What is expected » Output every line exactly as written. Leave out pictures.

Data listing:

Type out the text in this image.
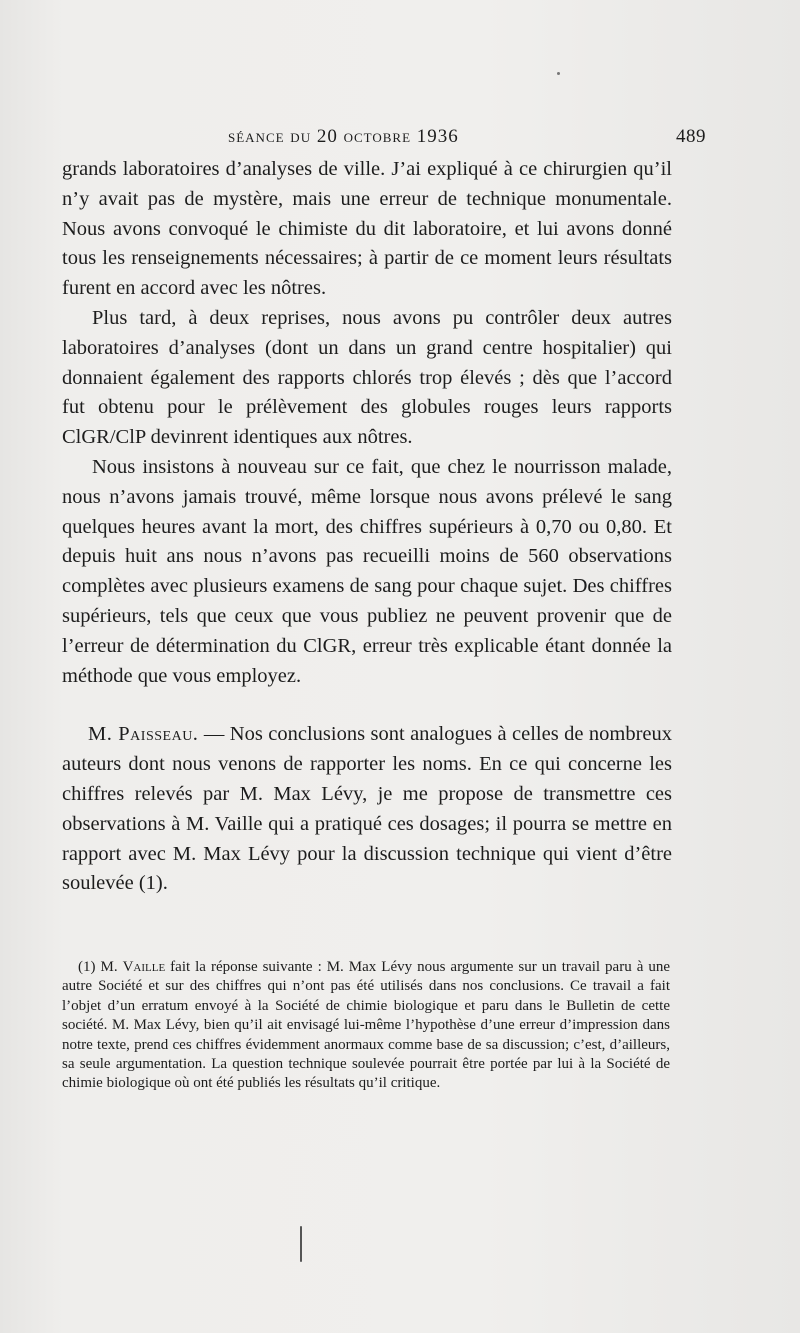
séance du 20 octobre 1936	489

grands laboratoires d’analyses de ville. J’ai expliqué à ce chirurgien qu’il n’y avait pas de mystère, mais une erreur de technique monumentale. Nous avons convoqué le chimiste du dit laboratoire, et lui avons donné tous les renseignements nécessaires; à partir de ce moment leurs résultats furent en accord avec les nôtres.

Plus tard, à deux reprises, nous avons pu contrôler deux autres laboratoires d’analyses (dont un dans un grand centre hospitalier) qui donnaient également des rapports chlorés trop élevés ; dès que l’accord fut obtenu pour le prélèvement des globules rouges leurs rapports ClGR/ClP devinrent identiques aux nôtres.

Nous insistons à nouveau sur ce fait, que chez le nourrisson malade, nous n’avons jamais trouvé, même lorsque nous avons prélevé le sang quelques heures avant la mort, des chiffres supérieurs à 0,70 ou 0,80. Et depuis huit ans nous n’avons pas recueilli moins de 560 observations complètes avec plusieurs examens de sang pour chaque sujet. Des chiffres supérieurs, tels que ceux que vous publiez ne peuvent provenir que de l’erreur de détermination du ClGR, erreur très explicable étant donnée la méthode que vous employez.

M. Paisseau. — Nos conclusions sont analogues à celles de nombreux auteurs dont nous venons de rapporter les noms. En ce qui concerne les chiffres relevés par M. Max Lévy, je me propose de transmettre ces observations à M. Vaille qui a pratiqué ces dosages; il pourra se mettre en rapport avec M. Max Lévy pour la discussion technique qui vient d’être soulevée (1).

(1) M. Vaille fait la réponse suivante : M. Max Lévy nous argumente sur un travail paru à une autre Société et sur des chiffres qui n’ont pas été utilisés dans nos conclusions. Ce travail a fait l’objet d’un erratum envoyé à la Société de chimie biologique et paru dans le Bulletin de cette société. M. Max Lévy, bien qu’il ait envisagé lui-même l’hypothèse d’une erreur d’impression dans notre texte, prend ces chiffres évidemment anormaux comme base de sa discussion; c’est, d’ailleurs, sa seule argumentation. La question technique soulevée pourrait être portée par lui à la Société de chimie biologique où ont été publiés les résultats qu’il critique.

Problem solution »
Type out the text in this image.
séance du 20 octobre 1936	489

grands laboratoires d’analyses de ville. J’ai expliqué à ce chirurgien qu’il n’y avait pas de mystère, mais une erreur de technique monumentale. Nous avons convoqué le chimiste du dit laboratoire, et lui avons donné tous les renseignements nécessaires; à partir de ce moment leurs résultats furent en accord avec les nôtres.

Plus tard, à deux reprises, nous avons pu contrôler deux autres laboratoires d’analyses (dont un dans un grand centre hospitalier) qui donnaient également des rapports chlorés trop élevés ; dès que l’accord fut obtenu pour le prélèvement des globules rouges leurs rapports ClGR/ClP devinrent identiques aux nôtres.

Nous insistons à nouveau sur ce fait, que chez le nourrisson malade, nous n’avons jamais trouvé, même lorsque nous avons prélevé le sang quelques heures avant la mort, des chiffres supérieurs à 0,70 ou 0,80. Et depuis huit ans nous n’avons pas recueilli moins de 560 observations complètes avec plusieurs examens de sang pour chaque sujet. Des chiffres supérieurs, tels que ceux que vous publiez ne peuvent provenir que de l’erreur de détermination du ClGR, erreur très explicable étant donnée la méthode que vous employez.

M. Paisseau. — Nos conclusions sont analogues à celles de nombreux auteurs dont nous venons de rapporter les noms. En ce qui concerne les chiffres relevés par M. Max Lévy, je me propose de transmettre ces observations à M. Vaille qui a pratiqué ces dosages; il pourra se mettre en rapport avec M. Max Lévy pour la discussion technique qui vient d’être soulevée (1).

(1) M. Vaille fait la réponse suivante : M. Max Lévy nous argumente sur un travail paru à une autre Société et sur des chiffres qui n’ont pas été utilisés dans nos conclusions. Ce travail a fait l’objet d’un erratum envoyé à la Société de chimie biologique et paru dans le Bulletin de cette société. M. Max Lévy, bien qu’il ait envisagé lui-même l’hypothèse d’une erreur d’impression dans notre texte, prend ces chiffres évidemment anormaux comme base de sa discussion; c’est, d’ailleurs, sa seule argumentation. La question technique soulevée pourrait être portée par lui à la Société de chimie biologique où ont été publiés les résultats qu’il critique.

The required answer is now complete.